-- BEGIN Data --

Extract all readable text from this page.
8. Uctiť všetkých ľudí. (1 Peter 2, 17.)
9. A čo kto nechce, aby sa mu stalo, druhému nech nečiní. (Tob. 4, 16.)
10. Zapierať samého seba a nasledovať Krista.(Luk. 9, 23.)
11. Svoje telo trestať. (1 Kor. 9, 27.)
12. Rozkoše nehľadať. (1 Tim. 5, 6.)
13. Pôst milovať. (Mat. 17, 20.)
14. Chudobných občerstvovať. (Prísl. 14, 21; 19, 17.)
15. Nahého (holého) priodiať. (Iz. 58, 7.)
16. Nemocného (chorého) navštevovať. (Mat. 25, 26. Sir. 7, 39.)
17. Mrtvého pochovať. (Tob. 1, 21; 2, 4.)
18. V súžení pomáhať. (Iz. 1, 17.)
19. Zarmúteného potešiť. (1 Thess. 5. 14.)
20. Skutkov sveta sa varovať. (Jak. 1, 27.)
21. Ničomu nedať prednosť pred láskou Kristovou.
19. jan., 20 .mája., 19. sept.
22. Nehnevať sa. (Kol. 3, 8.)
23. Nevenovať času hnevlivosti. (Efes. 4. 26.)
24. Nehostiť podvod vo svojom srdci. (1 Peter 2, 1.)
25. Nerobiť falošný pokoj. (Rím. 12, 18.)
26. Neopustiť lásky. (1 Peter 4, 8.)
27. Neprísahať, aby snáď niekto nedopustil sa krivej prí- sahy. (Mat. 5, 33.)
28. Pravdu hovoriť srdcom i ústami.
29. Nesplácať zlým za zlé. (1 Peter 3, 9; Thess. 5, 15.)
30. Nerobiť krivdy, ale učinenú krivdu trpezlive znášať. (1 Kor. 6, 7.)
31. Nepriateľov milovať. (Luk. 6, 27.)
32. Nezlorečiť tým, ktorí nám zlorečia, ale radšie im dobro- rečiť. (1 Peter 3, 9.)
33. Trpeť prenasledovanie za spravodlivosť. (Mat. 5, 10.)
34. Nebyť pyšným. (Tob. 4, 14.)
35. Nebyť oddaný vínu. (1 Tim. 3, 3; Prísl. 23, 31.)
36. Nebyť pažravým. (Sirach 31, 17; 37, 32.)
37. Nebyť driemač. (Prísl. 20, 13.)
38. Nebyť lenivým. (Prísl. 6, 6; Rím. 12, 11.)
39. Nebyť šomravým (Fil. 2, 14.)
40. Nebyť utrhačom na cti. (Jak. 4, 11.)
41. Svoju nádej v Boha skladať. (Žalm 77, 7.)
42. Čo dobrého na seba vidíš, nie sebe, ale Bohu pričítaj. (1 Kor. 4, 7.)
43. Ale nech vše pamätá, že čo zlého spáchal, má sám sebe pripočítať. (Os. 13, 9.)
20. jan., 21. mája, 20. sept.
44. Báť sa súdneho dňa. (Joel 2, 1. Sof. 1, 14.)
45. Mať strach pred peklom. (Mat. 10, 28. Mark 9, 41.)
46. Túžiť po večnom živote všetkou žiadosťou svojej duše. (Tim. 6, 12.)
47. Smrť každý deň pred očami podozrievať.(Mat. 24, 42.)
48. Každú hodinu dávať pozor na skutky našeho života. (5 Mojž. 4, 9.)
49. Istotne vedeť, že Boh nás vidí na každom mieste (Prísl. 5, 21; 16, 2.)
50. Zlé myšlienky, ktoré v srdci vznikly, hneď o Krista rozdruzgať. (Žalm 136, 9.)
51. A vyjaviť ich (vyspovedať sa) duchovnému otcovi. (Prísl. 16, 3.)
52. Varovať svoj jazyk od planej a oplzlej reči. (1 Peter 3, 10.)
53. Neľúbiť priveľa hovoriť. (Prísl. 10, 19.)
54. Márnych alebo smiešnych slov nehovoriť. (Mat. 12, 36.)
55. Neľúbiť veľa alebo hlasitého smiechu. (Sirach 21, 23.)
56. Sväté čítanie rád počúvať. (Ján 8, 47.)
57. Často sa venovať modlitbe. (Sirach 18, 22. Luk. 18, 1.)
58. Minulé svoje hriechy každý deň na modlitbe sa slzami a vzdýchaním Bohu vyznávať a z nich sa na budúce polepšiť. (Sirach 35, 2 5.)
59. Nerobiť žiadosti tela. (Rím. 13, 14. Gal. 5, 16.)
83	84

-- END Data --

Exercise directions - Identify the lines above that contain the word "Nebyť", then copy them.

Task response -
34. Nebyť pyšným. (Tob. 4, 14.)
35. Nebyť oddaný vínu. (1 Tim. 3, 3; Prísl. 23, 31.)
36. Nebyť pažravým. (Sirach 31, 17; 37, 32.)
37. Nebyť driemač. (Prísl. 20, 13.)
38. Nebyť lenivým. (Prísl. 6, 6; Rím. 12, 11.)
39. Nebyť šomravým (Fil. 2, 14.)
40. Nebyť utrhačom na cti. (Jak. 4, 11.)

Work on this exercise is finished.